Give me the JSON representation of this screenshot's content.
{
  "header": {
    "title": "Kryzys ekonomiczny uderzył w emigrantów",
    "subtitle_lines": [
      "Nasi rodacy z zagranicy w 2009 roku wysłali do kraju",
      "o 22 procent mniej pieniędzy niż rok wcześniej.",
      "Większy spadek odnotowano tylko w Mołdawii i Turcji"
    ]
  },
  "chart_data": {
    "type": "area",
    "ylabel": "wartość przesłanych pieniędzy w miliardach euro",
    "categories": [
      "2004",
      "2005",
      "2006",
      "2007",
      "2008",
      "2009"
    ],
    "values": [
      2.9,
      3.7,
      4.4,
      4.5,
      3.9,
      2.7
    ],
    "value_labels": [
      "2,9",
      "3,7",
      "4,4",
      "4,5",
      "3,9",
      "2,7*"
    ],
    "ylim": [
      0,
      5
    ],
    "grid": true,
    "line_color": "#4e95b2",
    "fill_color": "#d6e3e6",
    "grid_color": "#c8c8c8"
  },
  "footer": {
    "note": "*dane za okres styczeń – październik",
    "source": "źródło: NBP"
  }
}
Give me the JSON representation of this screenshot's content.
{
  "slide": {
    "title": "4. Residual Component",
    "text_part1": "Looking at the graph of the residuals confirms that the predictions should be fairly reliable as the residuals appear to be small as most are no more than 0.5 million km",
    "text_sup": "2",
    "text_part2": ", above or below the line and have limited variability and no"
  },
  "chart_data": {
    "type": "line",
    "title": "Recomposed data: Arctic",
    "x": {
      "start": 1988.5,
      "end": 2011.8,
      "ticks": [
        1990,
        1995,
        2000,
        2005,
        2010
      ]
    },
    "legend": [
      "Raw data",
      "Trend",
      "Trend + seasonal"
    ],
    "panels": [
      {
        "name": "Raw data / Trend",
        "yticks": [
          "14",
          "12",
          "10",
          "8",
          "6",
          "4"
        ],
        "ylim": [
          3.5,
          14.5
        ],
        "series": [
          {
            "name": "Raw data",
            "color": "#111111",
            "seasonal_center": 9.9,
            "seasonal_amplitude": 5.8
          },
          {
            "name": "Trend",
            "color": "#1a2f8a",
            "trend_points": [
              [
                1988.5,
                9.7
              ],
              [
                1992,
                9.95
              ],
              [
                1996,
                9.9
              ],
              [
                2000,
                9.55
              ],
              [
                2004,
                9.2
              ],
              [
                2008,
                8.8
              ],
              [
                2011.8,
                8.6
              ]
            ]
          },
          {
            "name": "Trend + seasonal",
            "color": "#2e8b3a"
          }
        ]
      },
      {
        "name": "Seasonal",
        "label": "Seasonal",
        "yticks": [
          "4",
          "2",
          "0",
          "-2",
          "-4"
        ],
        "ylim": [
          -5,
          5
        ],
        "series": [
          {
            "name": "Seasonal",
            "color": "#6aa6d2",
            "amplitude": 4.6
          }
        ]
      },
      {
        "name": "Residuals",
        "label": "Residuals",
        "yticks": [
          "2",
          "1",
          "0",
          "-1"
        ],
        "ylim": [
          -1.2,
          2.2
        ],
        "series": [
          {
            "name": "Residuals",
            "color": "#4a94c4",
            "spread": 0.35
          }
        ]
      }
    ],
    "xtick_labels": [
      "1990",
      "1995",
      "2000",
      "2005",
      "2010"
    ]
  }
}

———

- _GOAL OF THE EXERCISE_: Look through the listing above and count the lines where the string "pieniędzy" appears. Report the number only.

- _TASK SOLUTION_: 2